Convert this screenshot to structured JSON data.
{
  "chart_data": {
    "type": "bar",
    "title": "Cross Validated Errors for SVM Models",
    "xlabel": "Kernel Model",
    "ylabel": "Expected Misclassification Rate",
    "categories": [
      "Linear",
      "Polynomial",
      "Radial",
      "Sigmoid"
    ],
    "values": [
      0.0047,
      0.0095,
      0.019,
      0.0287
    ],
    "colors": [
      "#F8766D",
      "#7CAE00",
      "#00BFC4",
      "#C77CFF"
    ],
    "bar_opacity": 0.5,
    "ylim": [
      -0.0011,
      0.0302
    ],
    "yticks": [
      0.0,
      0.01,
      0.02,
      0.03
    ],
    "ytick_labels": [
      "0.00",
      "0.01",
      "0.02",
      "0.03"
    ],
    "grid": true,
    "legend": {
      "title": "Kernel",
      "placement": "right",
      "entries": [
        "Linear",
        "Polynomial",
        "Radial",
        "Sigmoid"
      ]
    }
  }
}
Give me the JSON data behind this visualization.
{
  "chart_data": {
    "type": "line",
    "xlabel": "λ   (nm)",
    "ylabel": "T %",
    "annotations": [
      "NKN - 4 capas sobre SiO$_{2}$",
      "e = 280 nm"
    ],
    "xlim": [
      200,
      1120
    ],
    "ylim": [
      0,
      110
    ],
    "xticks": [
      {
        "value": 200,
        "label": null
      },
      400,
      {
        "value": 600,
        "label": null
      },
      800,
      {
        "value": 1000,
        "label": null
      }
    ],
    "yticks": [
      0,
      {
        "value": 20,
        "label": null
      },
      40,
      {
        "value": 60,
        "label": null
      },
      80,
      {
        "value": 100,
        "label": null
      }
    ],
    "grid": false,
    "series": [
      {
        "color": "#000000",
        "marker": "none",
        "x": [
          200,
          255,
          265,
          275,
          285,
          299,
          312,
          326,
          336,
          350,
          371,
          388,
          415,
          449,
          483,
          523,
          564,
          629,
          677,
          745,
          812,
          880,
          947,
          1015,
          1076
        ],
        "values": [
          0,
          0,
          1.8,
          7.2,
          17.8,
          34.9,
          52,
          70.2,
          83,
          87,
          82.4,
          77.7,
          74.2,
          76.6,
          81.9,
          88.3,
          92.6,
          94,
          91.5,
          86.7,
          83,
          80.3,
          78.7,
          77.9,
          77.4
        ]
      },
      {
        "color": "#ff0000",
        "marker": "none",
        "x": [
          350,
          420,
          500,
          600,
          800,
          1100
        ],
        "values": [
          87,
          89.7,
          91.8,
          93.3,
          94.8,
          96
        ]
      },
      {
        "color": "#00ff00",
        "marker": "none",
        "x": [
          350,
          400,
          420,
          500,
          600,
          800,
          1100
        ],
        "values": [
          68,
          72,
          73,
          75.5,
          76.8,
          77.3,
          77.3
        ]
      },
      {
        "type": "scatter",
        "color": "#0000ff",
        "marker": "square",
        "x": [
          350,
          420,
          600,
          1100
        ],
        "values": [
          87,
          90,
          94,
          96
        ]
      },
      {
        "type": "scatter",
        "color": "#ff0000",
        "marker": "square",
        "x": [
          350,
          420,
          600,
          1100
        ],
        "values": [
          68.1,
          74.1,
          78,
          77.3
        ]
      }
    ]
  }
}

........

Where a line holds the string "JSON", copy that line.

Convert this screenshot to structured JSON data.
Give me the JSON data behind this visualization.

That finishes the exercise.